Go through the listing and pick out each line with the word "Recursos" in it.
[Begin Entries shown]
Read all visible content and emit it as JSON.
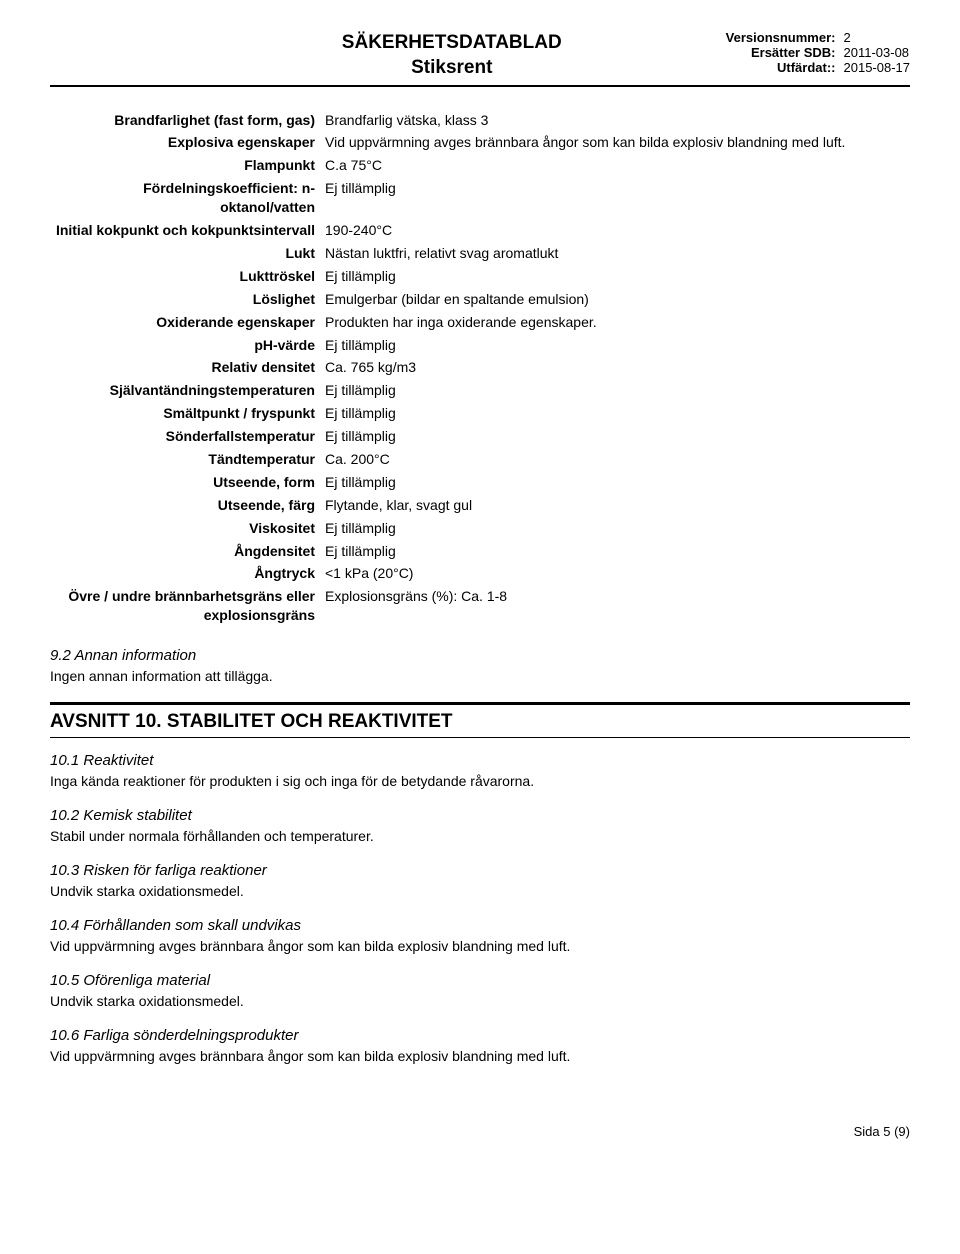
{
  "header": {
    "title": "SÄKERHETSDATABLAD",
    "subtitle": "Stiksrent",
    "version_label": "Versionsnummer:",
    "version_value": "2",
    "replaces_label": "Ersätter SDB:",
    "replaces_value": "2011-03-08",
    "issued_label": "Utfärdat::",
    "issued_value": "2015-08-17"
  },
  "properties": [
    {
      "label": "Brandfarlighet (fast form, gas)",
      "value": "Brandfarlig vätska, klass 3"
    },
    {
      "label": "Explosiva egenskaper",
      "value": "Vid uppvärmning avges brännbara ångor som kan bilda explosiv blandning med luft."
    },
    {
      "label": "Flampunkt",
      "value": "C.a 75°C"
    },
    {
      "label": "Fördelningskoefficient: n-oktanol/vatten",
      "value": "Ej tillämplig"
    },
    {
      "label": "Initial kokpunkt och kokpunktsintervall",
      "value": "190-240°C"
    },
    {
      "label": "Lukt",
      "value": "Nästan luktfri, relativt svag aromatlukt"
    },
    {
      "label": "Lukttröskel",
      "value": "Ej tillämplig"
    },
    {
      "label": "Löslighet",
      "value": "Emulgerbar (bildar en spaltande emulsion)"
    },
    {
      "label": "Oxiderande egenskaper",
      "value": "Produkten har inga oxiderande egenskaper."
    },
    {
      "label": "pH-värde",
      "value": "Ej tillämplig"
    },
    {
      "label": "Relativ densitet",
      "value": "Ca. 765 kg/m3"
    },
    {
      "label": "Självantändningstemperaturen",
      "value": "Ej tillämplig"
    },
    {
      "label": "Smältpunkt / fryspunkt",
      "value": "Ej tillämplig"
    },
    {
      "label": "Sönderfallstemperatur",
      "value": "Ej tillämplig"
    },
    {
      "label": "Tändtemperatur",
      "value": "Ca. 200°C"
    },
    {
      "label": "Utseende, form",
      "value": "Ej tillämplig"
    },
    {
      "label": "Utseende, färg",
      "value": "Flytande, klar, svagt gul"
    },
    {
      "label": "Viskositet",
      "value": "Ej tillämplig"
    },
    {
      "label": "Ångdensitet",
      "value": "Ej tillämplig"
    },
    {
      "label": "Ångtryck",
      "value": "<1 kPa (20°C)"
    },
    {
      "label": "Övre / undre brännbarhetsgräns eller explosionsgräns",
      "value": "Explosionsgräns (%): Ca. 1-8"
    }
  ],
  "s92": {
    "heading": "9.2 Annan information",
    "text": "Ingen annan information att tillägga."
  },
  "section10": {
    "title": "AVSNITT 10. STABILITET OCH REAKTIVITET",
    "sub": [
      {
        "heading": "10.1 Reaktivitet",
        "text": "Inga kända reaktioner för produkten i sig och inga för de betydande råvarorna."
      },
      {
        "heading": "10.2 Kemisk stabilitet",
        "text": "Stabil under normala förhållanden och temperaturer."
      },
      {
        "heading": "10.3 Risken för farliga reaktioner",
        "text": "Undvik starka oxidationsmedel."
      },
      {
        "heading": "10.4 Förhållanden som skall undvikas",
        "text": "Vid uppvärmning avges brännbara ångor som kan bilda explosiv blandning med luft."
      },
      {
        "heading": "10.5 Oförenliga material",
        "text": "Undvik starka oxidationsmedel."
      },
      {
        "heading": "10.6 Farliga sönderdelningsprodukter",
        "text": "Vid uppvärmning avges brännbara ångor som kan bilda explosiv blandning med luft."
      }
    ]
  },
  "footer": "Sida 5 (9)"
}
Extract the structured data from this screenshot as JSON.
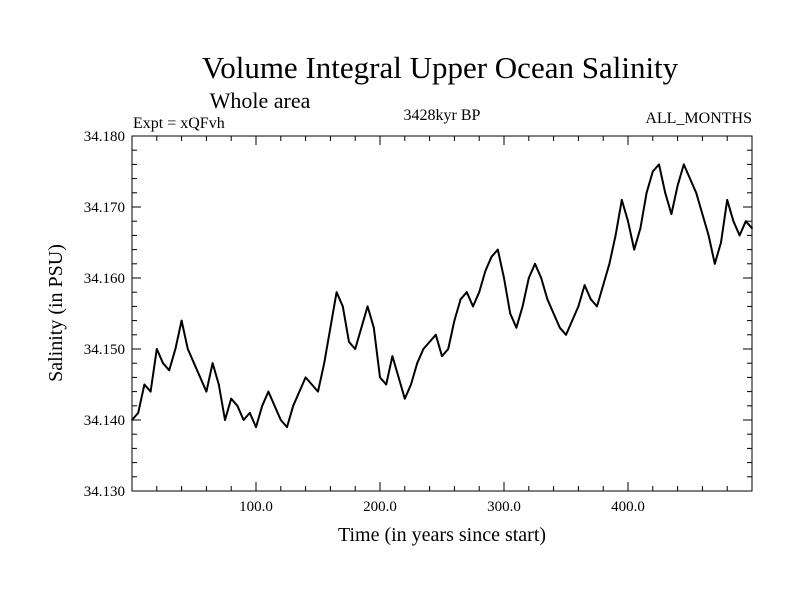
{
  "chart_data": {
    "type": "line",
    "title": "Volume Integral Upper Ocean Salinity",
    "subtitle": "Whole area",
    "experiment": "Expt = xQFvh",
    "period": "3428kyr BP",
    "months": "ALL_MONTHS",
    "xlabel": "Time (in years since start)",
    "ylabel": "Salinity (in PSU)",
    "xlim": [
      0,
      500
    ],
    "ylim": [
      34.13,
      34.18
    ],
    "x_ticks": [
      100,
      200,
      300,
      400
    ],
    "x_tick_labels": [
      "100.0",
      "200.0",
      "300.0",
      "400.0"
    ],
    "y_ticks": [
      34.13,
      34.14,
      34.15,
      34.16,
      34.17,
      34.18
    ],
    "y_tick_labels": [
      "34.130",
      "34.140",
      "34.150",
      "34.160",
      "34.170",
      "34.180"
    ],
    "grid": false,
    "series": [
      {
        "name": "Salinity",
        "color": "#000000",
        "x": [
          0,
          5,
          10,
          15,
          20,
          25,
          30,
          35,
          40,
          45,
          50,
          55,
          60,
          65,
          70,
          75,
          80,
          85,
          90,
          95,
          100,
          105,
          110,
          115,
          120,
          125,
          130,
          135,
          140,
          145,
          150,
          155,
          160,
          165,
          170,
          175,
          180,
          185,
          190,
          195,
          200,
          205,
          210,
          215,
          220,
          225,
          230,
          235,
          240,
          245,
          250,
          255,
          260,
          265,
          270,
          275,
          280,
          285,
          290,
          295,
          300,
          305,
          310,
          315,
          320,
          325,
          330,
          335,
          340,
          345,
          350,
          355,
          360,
          365,
          370,
          375,
          380,
          385,
          390,
          395,
          400,
          405,
          410,
          415,
          420,
          425,
          430,
          435,
          440,
          445,
          450,
          455,
          460,
          465,
          470,
          475,
          480,
          485,
          490,
          495,
          500
        ],
        "values": [
          34.14,
          34.141,
          34.145,
          34.144,
          34.15,
          34.148,
          34.147,
          34.15,
          34.154,
          34.15,
          34.148,
          34.146,
          34.144,
          34.148,
          34.145,
          34.14,
          34.143,
          34.142,
          34.14,
          34.141,
          34.139,
          34.142,
          34.144,
          34.142,
          34.14,
          34.139,
          34.142,
          34.144,
          34.146,
          34.145,
          34.144,
          34.148,
          34.153,
          34.158,
          34.156,
          34.151,
          34.15,
          34.153,
          34.156,
          34.153,
          34.146,
          34.145,
          34.149,
          34.146,
          34.143,
          34.145,
          34.148,
          34.15,
          34.151,
          34.152,
          34.149,
          34.15,
          34.154,
          34.157,
          34.158,
          34.156,
          34.158,
          34.161,
          34.163,
          34.164,
          34.16,
          34.155,
          34.153,
          34.156,
          34.16,
          34.162,
          34.16,
          34.157,
          34.155,
          34.153,
          34.152,
          34.154,
          34.156,
          34.159,
          34.157,
          34.156,
          34.159,
          34.162,
          34.166,
          34.171,
          34.168,
          34.164,
          34.167,
          34.172,
          34.175,
          34.176,
          34.172,
          34.169,
          34.173,
          34.176,
          34.174,
          34.172,
          34.169,
          34.166,
          34.162,
          34.165,
          34.171,
          34.168,
          34.166,
          34.168,
          34.167
        ]
      }
    ]
  }
}
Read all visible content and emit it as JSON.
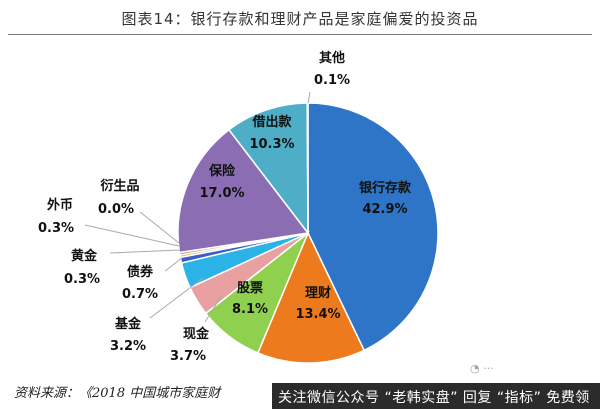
{
  "title": "图表14：银行存款和理财产品是家庭偏爱的投资品",
  "source": "资料来源：《2018 中国城市家庭财",
  "banner": "关注微信公众号 “老韩实盘” 回复 “指标” 免费领",
  "colors": {
    "deposit": "#2e75c7",
    "wealth": "#ed7a1c",
    "stock": "#8fd14f",
    "cash": "#e8a0a0",
    "fund": "#2bb3e8",
    "bond": "#3a5fcd",
    "gold": "#d9b23a",
    "forex": "#c08080",
    "deriv": "#7bb",
    "insurance": "#8a6db3",
    "loan": "#4eaec8",
    "other": "#999999"
  },
  "chart_data": {
    "type": "pie",
    "title": "图表14：银行存款和理财产品是家庭偏爱的投资品",
    "slices": [
      {
        "name": "银行存款",
        "value": 42.9,
        "label": "42.9%"
      },
      {
        "name": "理财",
        "value": 13.4,
        "label": "13.4%"
      },
      {
        "name": "股票",
        "value": 8.1,
        "label": "8.1%"
      },
      {
        "name": "现金",
        "value": 3.7,
        "label": "3.7%"
      },
      {
        "name": "基金",
        "value": 3.2,
        "label": "3.2%"
      },
      {
        "name": "债券",
        "value": 0.7,
        "label": "0.7%"
      },
      {
        "name": "黄金",
        "value": 0.3,
        "label": "0.3%"
      },
      {
        "name": "外币",
        "value": 0.3,
        "label": "0.3%"
      },
      {
        "name": "衍生品",
        "value": 0.0,
        "label": "0.0%"
      },
      {
        "name": "保险",
        "value": 17.0,
        "label": "17.0%"
      },
      {
        "name": "借出款",
        "value": 10.3,
        "label": "10.3%"
      },
      {
        "name": "其他",
        "value": 0.1,
        "label": "0.1%"
      }
    ]
  }
}
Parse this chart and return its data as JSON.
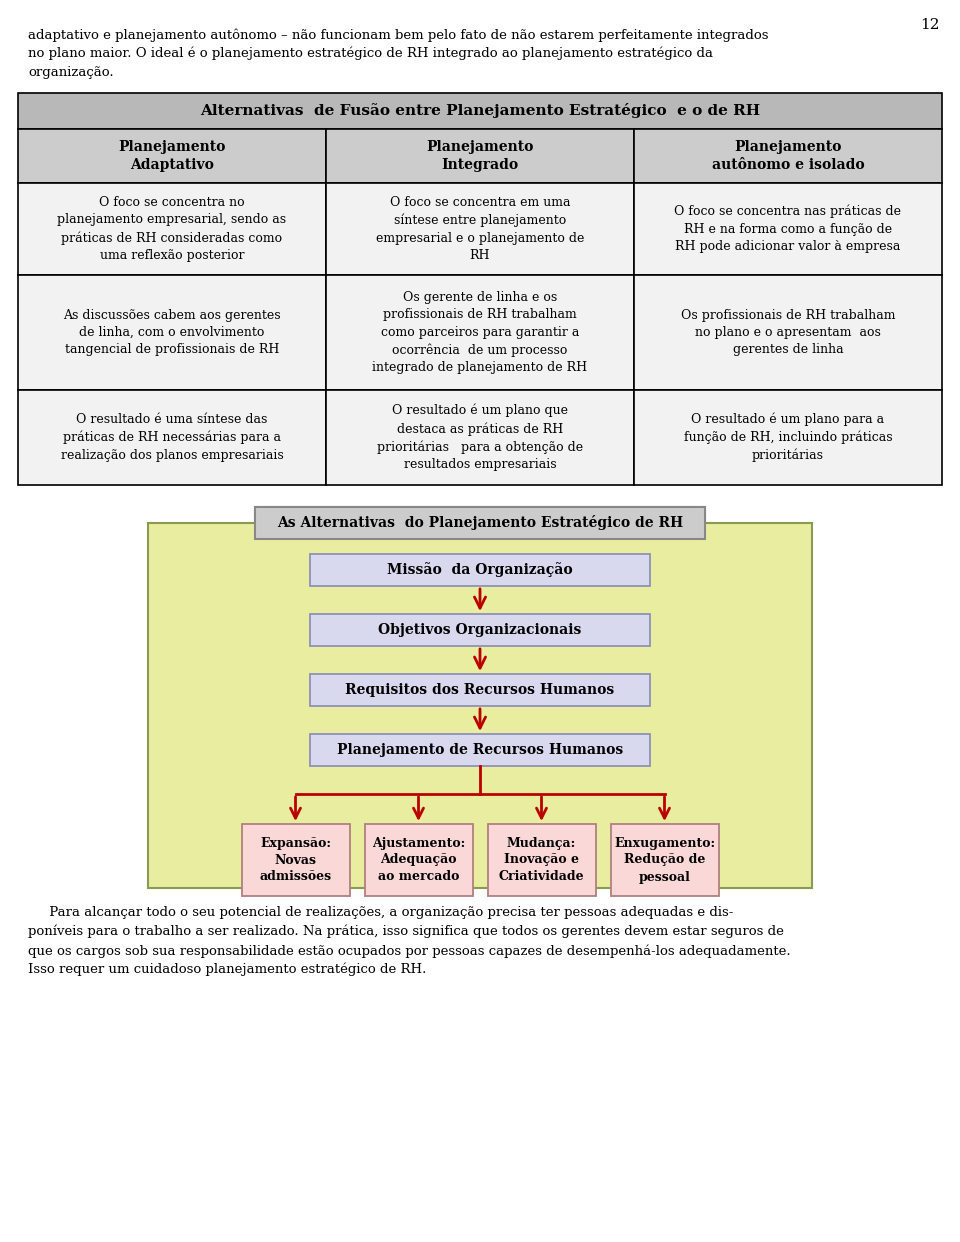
{
  "page_number": "12",
  "intro_text_lines": [
    "adaptativo e planejamento autônomo – não funcionam bem pelo fato de não estarem perfeitamente integrados",
    "no plano maior. O ideal é o planejamento estratégico de RH integrado ao planejamento estratégico da",
    "organização."
  ],
  "table_title": "Alternativas  de Fusão entre Planejamento Estratégico  e o de RH",
  "col_headers": [
    "Planejamento\nAdaptativo",
    "Planejamento\nIntegrado",
    "Planejamento\nautônomo e isolado"
  ],
  "table_data": [
    [
      "O foco se concentra no\nplanejamento empresarial, sendo as\npráticas de RH consideradas como\numa reflexão posterior",
      "O foco se concentra em uma\nsíntese entre planejamento\nempresarial e o planejamento de\nRH",
      "O foco se concentra nas práticas de\nRH e na forma como a função de\nRH pode adicionar valor à empresa"
    ],
    [
      "As discussões cabem aos gerentes\nde linha, com o envolvimento\ntangencial de profissionais de RH",
      "Os gerente de linha e os\nprofissionais de RH trabalham\ncomo parceiros para garantir a\nocorrência  de um processo\nintegrado de planejamento de RH",
      "Os profissionais de RH trabalham\nno plano e o apresentam  aos\ngerentes de linha"
    ],
    [
      "O resultado é uma síntese das\npráticas de RH necessárias para a\nrealização dos planos empresariais",
      "O resultado é um plano que\ndestaca as práticas de RH\nprioritárias   para a obtenção de\nresultados empresariais",
      "O resultado é um plano para a\nfunção de RH, incluindo práticas\nprioritárias"
    ]
  ],
  "flowchart_title": "As Alternativas  do Planejamento Estratégico de RH",
  "flowchart_boxes": [
    "Missão  da Organização",
    "Objetivos Organizacionais",
    "Requisitos dos Recursos Humanos",
    "Planejamento de Recursos Humanos"
  ],
  "flowchart_leaves": [
    "Expansão:\nNovas\nadmissões",
    "Ajustamento:\nAdequação\nao mercado",
    "Mudança:\nInovação e\nCriatividade",
    "Enxugamento:\nRedução de\npessoal"
  ],
  "footer_text_lines": [
    "     Para alcançar todo o seu potencial de realizações, a organização precisa ter pessoas adequadas e dis-",
    "poníveis para o trabalho a ser realizado. Na prática, isso significa que todos os gerentes devem estar seguros de",
    "que os cargos sob sua responsabilidade estão ocupados por pessoas capazes de desempenhá-los adequadamente.",
    "Isso requer um cuidadoso planejamento estratégico de RH."
  ],
  "table_header_bg": "#b8b8b8",
  "table_col_header_bg": "#cccccc",
  "table_cell_bg": "#f2f2f2",
  "flowchart_outer_bg": "#e8eda0",
  "flowchart_outer_border": "#8a9a50",
  "flowchart_box_bg": "#d8d8ee",
  "flowchart_box_border": "#9090b8",
  "flowchart_leaf_bg": "#fad8d8",
  "flowchart_leaf_border": "#b08080",
  "flowchart_title_bg": "#cccccc",
  "flowchart_title_border": "#888888",
  "arrow_color": "#bb0000"
}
[End Entries shown]
Complete answer:
    "Requisitos dos Recursos Humanos",
    "Planejamento de Recursos Humanos"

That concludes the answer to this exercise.